**What you will do**
Give the listing again exactly, omitting its images.

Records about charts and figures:
============================================================

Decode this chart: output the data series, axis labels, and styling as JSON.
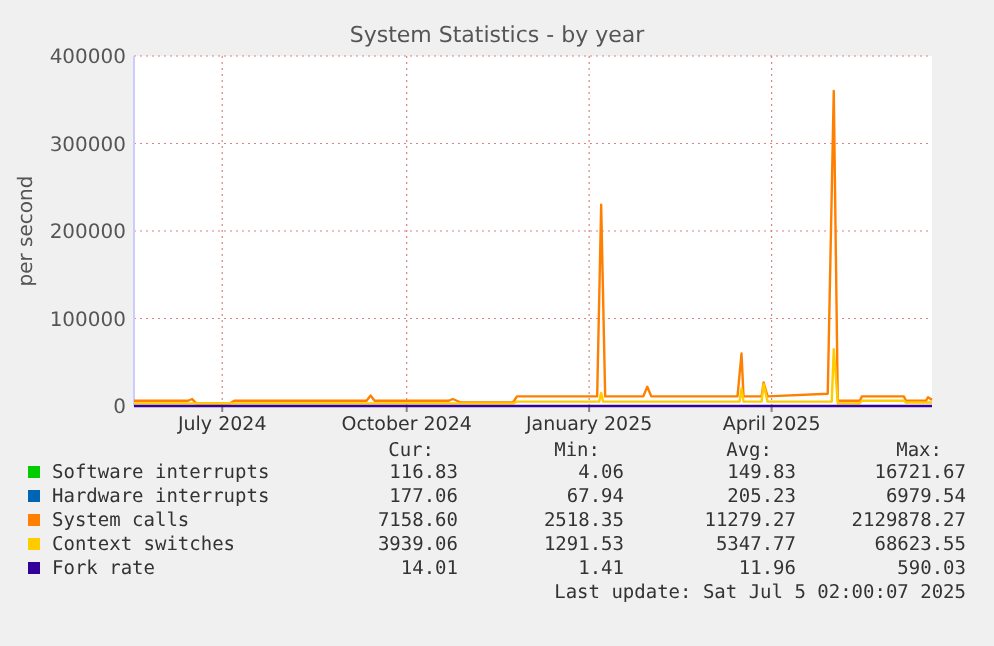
{
  "chart_data": {
    "type": "line",
    "title": "System Statistics - by year",
    "ylabel": "per second",
    "xlim": [
      "2024-06-02",
      "2025-07-05"
    ],
    "ylim": [
      0,
      400000
    ],
    "yticks": [
      0,
      100000,
      200000,
      300000,
      400000
    ],
    "xticks": [
      {
        "value": "2024-07-16",
        "label": "July 2024"
      },
      {
        "value": "2024-10-16",
        "label": "October 2024"
      },
      {
        "value": "2025-01-15",
        "label": "January 2025"
      },
      {
        "value": "2025-04-16",
        "label": "April 2025"
      }
    ],
    "grid": true,
    "legend": "bottom",
    "marker": "none",
    "line_style": "solid",
    "series": [
      {
        "name": "Software interrupts",
        "color": "#00cc00"
      },
      {
        "name": "Hardware interrupts",
        "color": "#0066b3"
      },
      {
        "name": "System calls",
        "color": "#ff8000",
        "x": [
          "2024-06-02",
          "2024-06-29",
          "2024-07-01",
          "2024-07-03",
          "2024-07-20",
          "2024-07-22",
          "2024-09-26",
          "2024-09-28",
          "2024-09-30",
          "2024-11-06",
          "2024-11-08",
          "2024-11-12",
          "2024-12-08",
          "2024-12-10",
          "2025-01-19",
          "2025-01-21",
          "2025-01-23",
          "2025-02-11",
          "2025-02-13",
          "2025-02-15",
          "2025-03-30",
          "2025-04-01",
          "2025-04-02",
          "2025-04-11",
          "2025-04-12",
          "2025-04-14",
          "2025-05-14",
          "2025-05-17",
          "2025-05-19",
          "2025-05-30",
          "2025-05-31",
          "2025-06-21",
          "2025-06-22",
          "2025-07-02",
          "2025-07-03",
          "2025-07-05"
        ],
        "values": [
          6000,
          6000,
          8000,
          3000,
          3000,
          6000,
          6000,
          12000,
          6000,
          6000,
          8000,
          4000,
          4000,
          11000,
          11000,
          230000,
          11000,
          11000,
          22000,
          11000,
          11000,
          60000,
          11000,
          11000,
          27000,
          11000,
          14000,
          360000,
          6000,
          6000,
          11000,
          11000,
          6000,
          6000,
          10000,
          7000
        ]
      },
      {
        "name": "Context switches",
        "color": "#ffcc00",
        "x": [
          "2024-06-02",
          "2024-12-08",
          "2024-12-10",
          "2025-01-20",
          "2025-01-21",
          "2025-01-22",
          "2025-03-31",
          "2025-04-01",
          "2025-04-02",
          "2025-04-11",
          "2025-04-12",
          "2025-04-14",
          "2025-05-16",
          "2025-05-17",
          "2025-05-19",
          "2025-05-30",
          "2025-05-31",
          "2025-06-21",
          "2025-06-22",
          "2025-07-05"
        ],
        "values": [
          3000,
          3000,
          5000,
          5000,
          15000,
          5000,
          5000,
          20000,
          5000,
          5000,
          25000,
          5000,
          5000,
          65000,
          3000,
          3000,
          6000,
          6000,
          4000,
          4000
        ]
      },
      {
        "name": "Fork rate",
        "color": "#330099",
        "x": [
          "2024-06-02",
          "2025-07-05"
        ],
        "values": [
          0,
          0
        ]
      }
    ],
    "annotations": [
      "Cur:",
      "Min:",
      "Avg:",
      "Max:",
      "116.83",
      "4.06",
      "149.83",
      "16721.67",
      "177.06",
      "67.94",
      "205.23",
      "6979.54",
      "7158.60",
      "2518.35",
      "11279.27",
      "2129878.27",
      "3939.06",
      "1291.53",
      "5347.77",
      "68623.55",
      "14.01",
      "1.41",
      "11.96",
      "590.03",
      "Last update:  Sat Jul  5 02:00:07 2025"
    ]
  }
}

============================================================

**The answer**
Decode this chart: output the data series, axis labels, and styling as JSON.
{
  "chart_data": {
    "type": "line",
    "title": "System Statistics - by year",
    "ylabel": "per second",
    "xlim": [
      "2024-06-02",
      "2025-07-05"
    ],
    "ylim": [
      0,
      400000
    ],
    "yticks": [
      0,
      100000,
      200000,
      300000,
      400000
    ],
    "xticks": [
      {
        "value": "2024-07-16",
        "label": "July 2024"
      },
      {
        "value": "2024-10-16",
        "label": "October 2024"
      },
      {
        "value": "2025-01-15",
        "label": "January 2025"
      },
      {
        "value": "2025-04-16",
        "label": "April 2025"
      }
    ],
    "grid": true,
    "legend": "bottom",
    "marker": "none",
    "line_style": "solid",
    "series": [
      {
        "name": "Software interrupts",
        "color": "#00cc00"
      },
      {
        "name": "Hardware interrupts",
        "color": "#0066b3"
      },
      {
        "name": "System calls",
        "color": "#ff8000",
        "x": [
          "2024-06-02",
          "2024-06-29",
          "2024-07-01",
          "2024-07-03",
          "2024-07-20",
          "2024-07-22",
          "2024-09-26",
          "2024-09-28",
          "2024-09-30",
          "2024-11-06",
          "2024-11-08",
          "2024-11-12",
          "2024-12-08",
          "2024-12-10",
          "2025-01-19",
          "2025-01-21",
          "2025-01-23",
          "2025-02-11",
          "2025-02-13",
          "2025-02-15",
          "2025-03-30",
          "2025-04-01",
          "2025-04-02",
          "2025-04-11",
          "2025-04-12",
          "2025-04-14",
          "2025-05-14",
          "2025-05-17",
          "2025-05-19",
          "2025-05-30",
          "2025-05-31",
          "2025-06-21",
          "2025-06-22",
          "2025-07-02",
          "2025-07-03",
          "2025-07-05"
        ],
        "values": [
          6000,
          6000,
          8000,
          3000,
          3000,
          6000,
          6000,
          12000,
          6000,
          6000,
          8000,
          4000,
          4000,
          11000,
          11000,
          230000,
          11000,
          11000,
          22000,
          11000,
          11000,
          60000,
          11000,
          11000,
          27000,
          11000,
          14000,
          360000,
          6000,
          6000,
          11000,
          11000,
          6000,
          6000,
          10000,
          7000
        ]
      },
      {
        "name": "Context switches",
        "color": "#ffcc00",
        "x": [
          "2024-06-02",
          "2024-12-08",
          "2024-12-10",
          "2025-01-20",
          "2025-01-21",
          "2025-01-22",
          "2025-03-31",
          "2025-04-01",
          "2025-04-02",
          "2025-04-11",
          "2025-04-12",
          "2025-04-14",
          "2025-05-16",
          "2025-05-17",
          "2025-05-19",
          "2025-05-30",
          "2025-05-31",
          "2025-06-21",
          "2025-06-22",
          "2025-07-05"
        ],
        "values": [
          3000,
          3000,
          5000,
          5000,
          15000,
          5000,
          5000,
          20000,
          5000,
          5000,
          25000,
          5000,
          5000,
          65000,
          3000,
          3000,
          6000,
          6000,
          4000,
          4000
        ]
      },
      {
        "name": "Fork rate",
        "color": "#330099",
        "x": [
          "2024-06-02",
          "2025-07-05"
        ],
        "values": [
          0,
          0
        ]
      }
    ],
    "annotations": [
      "Cur:",
      "Min:",
      "Avg:",
      "Max:",
      "116.83",
      "4.06",
      "149.83",
      "16721.67",
      "177.06",
      "67.94",
      "205.23",
      "6979.54",
      "7158.60",
      "2518.35",
      "11279.27",
      "2129878.27",
      "3939.06",
      "1291.53",
      "5347.77",
      "68623.55",
      "14.01",
      "1.41",
      "11.96",
      "590.03",
      "Last update:  Sat Jul  5 02:00:07 2025"
    ]
  }
}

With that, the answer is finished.